» **Records to process**
◆ ◆ ◆ ◆ ◆

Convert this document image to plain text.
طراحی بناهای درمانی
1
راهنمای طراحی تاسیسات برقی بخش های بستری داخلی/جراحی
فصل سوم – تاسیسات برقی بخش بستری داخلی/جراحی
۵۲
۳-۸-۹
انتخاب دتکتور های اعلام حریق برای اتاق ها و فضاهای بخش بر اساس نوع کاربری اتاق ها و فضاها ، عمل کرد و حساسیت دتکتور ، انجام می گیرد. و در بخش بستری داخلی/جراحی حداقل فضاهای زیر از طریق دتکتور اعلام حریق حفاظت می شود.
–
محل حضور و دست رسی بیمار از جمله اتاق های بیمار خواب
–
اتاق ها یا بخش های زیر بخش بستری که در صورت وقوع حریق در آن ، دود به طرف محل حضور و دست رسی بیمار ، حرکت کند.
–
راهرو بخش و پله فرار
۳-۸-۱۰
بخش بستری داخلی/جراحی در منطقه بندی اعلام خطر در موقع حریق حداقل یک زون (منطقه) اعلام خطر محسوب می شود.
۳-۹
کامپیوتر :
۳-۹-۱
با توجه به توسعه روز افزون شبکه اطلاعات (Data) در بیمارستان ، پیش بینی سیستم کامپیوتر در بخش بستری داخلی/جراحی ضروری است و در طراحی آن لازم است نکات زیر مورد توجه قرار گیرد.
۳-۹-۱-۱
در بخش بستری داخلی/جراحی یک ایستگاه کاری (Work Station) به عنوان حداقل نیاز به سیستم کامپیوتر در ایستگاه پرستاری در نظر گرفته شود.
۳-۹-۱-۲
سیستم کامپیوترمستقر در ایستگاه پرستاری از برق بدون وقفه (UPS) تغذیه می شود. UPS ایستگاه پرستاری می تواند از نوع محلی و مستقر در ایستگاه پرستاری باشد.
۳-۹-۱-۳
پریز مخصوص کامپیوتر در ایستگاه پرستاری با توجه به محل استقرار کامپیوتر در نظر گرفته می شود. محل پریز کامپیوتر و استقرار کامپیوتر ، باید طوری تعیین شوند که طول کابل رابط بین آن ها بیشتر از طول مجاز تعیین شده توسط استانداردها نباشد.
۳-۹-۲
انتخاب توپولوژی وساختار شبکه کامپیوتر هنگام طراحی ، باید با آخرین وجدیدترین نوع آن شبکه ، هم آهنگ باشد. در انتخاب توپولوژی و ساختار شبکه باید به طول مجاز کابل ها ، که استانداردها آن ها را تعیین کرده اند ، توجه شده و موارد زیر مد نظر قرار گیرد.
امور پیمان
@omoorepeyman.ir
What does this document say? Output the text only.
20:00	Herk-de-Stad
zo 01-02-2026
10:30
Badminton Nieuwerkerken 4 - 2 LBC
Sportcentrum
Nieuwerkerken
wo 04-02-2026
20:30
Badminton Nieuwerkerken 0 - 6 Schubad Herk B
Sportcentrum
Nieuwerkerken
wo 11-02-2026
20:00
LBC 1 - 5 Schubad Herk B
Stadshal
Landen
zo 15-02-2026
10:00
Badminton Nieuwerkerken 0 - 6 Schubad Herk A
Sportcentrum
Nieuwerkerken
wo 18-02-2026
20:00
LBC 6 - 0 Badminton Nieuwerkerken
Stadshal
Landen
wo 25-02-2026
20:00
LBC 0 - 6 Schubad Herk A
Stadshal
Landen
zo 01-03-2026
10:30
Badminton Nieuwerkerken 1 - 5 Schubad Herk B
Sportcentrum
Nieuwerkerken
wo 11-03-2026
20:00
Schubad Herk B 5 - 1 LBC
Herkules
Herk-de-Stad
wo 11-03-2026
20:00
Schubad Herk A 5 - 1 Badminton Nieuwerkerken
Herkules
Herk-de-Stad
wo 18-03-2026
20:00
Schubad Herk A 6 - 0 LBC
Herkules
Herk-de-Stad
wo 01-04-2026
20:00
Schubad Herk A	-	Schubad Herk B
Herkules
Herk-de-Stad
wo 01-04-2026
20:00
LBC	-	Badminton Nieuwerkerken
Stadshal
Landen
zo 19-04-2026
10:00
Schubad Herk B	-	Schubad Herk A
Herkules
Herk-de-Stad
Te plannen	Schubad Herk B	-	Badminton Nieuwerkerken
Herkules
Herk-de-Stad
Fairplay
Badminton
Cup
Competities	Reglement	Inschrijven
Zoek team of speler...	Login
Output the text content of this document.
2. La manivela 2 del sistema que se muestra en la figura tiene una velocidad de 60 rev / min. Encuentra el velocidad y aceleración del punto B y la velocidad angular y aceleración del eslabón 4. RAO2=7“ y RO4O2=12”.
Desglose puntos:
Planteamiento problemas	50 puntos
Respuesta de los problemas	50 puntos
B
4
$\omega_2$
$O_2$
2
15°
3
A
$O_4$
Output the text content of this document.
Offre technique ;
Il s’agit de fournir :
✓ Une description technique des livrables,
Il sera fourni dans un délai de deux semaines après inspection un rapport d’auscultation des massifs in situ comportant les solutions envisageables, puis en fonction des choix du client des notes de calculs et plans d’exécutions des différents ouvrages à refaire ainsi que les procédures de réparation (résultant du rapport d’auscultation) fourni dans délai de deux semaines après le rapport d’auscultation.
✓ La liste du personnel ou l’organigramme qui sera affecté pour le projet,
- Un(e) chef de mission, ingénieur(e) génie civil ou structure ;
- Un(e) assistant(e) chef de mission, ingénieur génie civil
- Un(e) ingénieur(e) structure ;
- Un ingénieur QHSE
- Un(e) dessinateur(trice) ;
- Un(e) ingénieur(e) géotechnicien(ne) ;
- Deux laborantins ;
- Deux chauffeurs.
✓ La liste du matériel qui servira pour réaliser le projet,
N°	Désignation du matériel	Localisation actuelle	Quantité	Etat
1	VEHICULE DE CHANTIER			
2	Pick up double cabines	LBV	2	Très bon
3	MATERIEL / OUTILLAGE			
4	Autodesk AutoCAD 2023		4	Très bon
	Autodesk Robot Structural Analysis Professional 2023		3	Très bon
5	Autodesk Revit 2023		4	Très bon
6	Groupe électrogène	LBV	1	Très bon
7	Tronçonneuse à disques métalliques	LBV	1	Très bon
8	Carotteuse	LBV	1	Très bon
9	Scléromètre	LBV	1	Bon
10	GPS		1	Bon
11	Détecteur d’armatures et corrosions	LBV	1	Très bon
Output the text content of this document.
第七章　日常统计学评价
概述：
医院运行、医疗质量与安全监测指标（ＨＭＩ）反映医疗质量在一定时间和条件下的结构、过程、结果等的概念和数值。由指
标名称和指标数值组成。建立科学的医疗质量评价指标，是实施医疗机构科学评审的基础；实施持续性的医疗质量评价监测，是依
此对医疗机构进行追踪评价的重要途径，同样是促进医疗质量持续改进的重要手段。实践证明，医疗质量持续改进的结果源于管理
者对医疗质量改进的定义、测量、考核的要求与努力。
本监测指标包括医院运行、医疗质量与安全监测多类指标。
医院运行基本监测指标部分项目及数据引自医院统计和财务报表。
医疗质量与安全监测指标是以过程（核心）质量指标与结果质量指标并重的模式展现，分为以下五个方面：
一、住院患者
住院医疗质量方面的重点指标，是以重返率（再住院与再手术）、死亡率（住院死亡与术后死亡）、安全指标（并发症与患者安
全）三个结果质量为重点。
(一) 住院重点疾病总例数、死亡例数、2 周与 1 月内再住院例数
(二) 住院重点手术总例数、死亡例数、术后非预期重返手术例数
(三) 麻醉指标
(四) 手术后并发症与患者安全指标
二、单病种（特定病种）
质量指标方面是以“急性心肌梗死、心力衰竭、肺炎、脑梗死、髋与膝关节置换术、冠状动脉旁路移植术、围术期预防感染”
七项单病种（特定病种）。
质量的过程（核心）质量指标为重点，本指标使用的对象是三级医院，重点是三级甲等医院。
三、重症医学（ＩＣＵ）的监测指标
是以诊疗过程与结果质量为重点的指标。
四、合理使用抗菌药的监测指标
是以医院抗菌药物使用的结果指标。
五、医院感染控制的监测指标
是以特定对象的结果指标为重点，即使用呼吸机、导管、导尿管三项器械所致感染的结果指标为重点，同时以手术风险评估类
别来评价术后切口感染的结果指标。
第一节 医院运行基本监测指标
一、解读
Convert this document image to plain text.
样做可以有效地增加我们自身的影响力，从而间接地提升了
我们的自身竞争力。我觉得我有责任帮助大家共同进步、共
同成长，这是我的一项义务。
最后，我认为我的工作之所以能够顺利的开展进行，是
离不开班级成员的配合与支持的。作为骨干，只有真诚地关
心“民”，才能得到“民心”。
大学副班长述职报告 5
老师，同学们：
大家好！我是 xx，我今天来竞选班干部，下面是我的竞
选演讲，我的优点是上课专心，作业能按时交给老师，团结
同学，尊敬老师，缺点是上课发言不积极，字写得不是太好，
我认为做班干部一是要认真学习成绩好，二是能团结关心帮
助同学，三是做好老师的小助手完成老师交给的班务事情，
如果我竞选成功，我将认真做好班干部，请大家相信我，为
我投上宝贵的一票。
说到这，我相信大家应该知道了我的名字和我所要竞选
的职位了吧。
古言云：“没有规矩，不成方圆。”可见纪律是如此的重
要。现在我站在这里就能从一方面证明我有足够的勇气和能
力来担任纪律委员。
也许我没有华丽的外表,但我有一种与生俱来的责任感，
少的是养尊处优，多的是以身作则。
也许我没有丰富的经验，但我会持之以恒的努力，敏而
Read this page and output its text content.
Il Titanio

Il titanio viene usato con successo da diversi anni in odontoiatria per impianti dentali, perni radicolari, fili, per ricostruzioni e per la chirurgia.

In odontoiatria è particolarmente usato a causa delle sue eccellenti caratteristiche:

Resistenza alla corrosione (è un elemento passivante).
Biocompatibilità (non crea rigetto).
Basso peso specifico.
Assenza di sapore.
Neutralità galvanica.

◆ ◆ ◆ ◆ ◆

» **Exercise details**
Pull out every line from the one with "Read this page and output its text content." to the end of the listing, and output only those.

» **Written response**
Read this page and output its text content.
Il Titanio

Il titanio viene usato con successo da diversi anni in odontoiatria per impianti dentali, perni radicolari, fili, per ricostruzioni e per la chirurgia.

In odontoiatria è particolarmente usato a causa delle sue eccellenti caratteristiche:

Resistenza alla corrosione (è un elemento passivante).
Biocompatibilità (non crea rigetto).
Basso peso specifico.
Assenza di sapore.
Neutralità galvanica.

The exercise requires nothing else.